Dataset rows:
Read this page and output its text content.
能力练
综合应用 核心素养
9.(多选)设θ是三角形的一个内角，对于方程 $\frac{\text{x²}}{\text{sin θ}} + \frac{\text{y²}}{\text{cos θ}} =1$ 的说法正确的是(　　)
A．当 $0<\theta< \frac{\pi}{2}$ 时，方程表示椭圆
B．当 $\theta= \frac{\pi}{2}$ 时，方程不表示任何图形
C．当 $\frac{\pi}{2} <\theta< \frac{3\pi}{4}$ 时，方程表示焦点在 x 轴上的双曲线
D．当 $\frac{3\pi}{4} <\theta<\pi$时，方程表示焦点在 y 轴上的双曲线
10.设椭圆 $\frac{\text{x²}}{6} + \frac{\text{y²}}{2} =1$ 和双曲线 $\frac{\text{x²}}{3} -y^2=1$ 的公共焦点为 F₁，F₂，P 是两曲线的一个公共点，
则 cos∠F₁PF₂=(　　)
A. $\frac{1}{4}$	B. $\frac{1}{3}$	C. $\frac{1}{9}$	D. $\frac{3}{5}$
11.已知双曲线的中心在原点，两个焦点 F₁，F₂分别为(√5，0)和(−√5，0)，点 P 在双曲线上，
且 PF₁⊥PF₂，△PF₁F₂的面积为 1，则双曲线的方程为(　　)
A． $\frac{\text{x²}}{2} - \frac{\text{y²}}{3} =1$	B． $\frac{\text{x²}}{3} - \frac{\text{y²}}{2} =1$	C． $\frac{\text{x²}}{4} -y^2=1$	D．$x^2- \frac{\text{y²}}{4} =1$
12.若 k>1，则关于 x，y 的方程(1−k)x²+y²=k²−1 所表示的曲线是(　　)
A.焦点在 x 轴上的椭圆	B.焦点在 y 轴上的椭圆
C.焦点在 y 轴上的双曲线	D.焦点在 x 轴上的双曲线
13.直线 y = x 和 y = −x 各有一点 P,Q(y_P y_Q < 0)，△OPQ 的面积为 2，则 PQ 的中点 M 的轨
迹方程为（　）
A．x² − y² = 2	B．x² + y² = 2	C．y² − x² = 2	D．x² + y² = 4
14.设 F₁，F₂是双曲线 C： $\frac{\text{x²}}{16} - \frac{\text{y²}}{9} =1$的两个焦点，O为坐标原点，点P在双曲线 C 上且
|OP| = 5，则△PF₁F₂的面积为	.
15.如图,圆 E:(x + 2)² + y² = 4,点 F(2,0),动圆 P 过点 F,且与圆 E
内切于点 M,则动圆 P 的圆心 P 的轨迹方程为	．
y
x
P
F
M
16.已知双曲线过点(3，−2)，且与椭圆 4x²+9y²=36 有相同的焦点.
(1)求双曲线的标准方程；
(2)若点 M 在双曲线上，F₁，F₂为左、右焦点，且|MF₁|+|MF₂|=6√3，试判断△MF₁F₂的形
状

Task prompt:
Each line above that holds the string "theta" should be copied and shown.

Correct result:
A．当 $0<\theta< \frac{\pi}{2}$ 时，方程表示椭圆
B．当 $\theta= \frac{\pi}{2}$ 时，方程不表示任何图形
C．当 $\frac{\pi}{2} <\theta< \frac{3\pi}{4}$ 时，方程表示焦点在 x 轴上的双曲线
D．当 $\frac{3\pi}{4} <\theta<\pi$时，方程表示焦点在 y 轴上的双曲线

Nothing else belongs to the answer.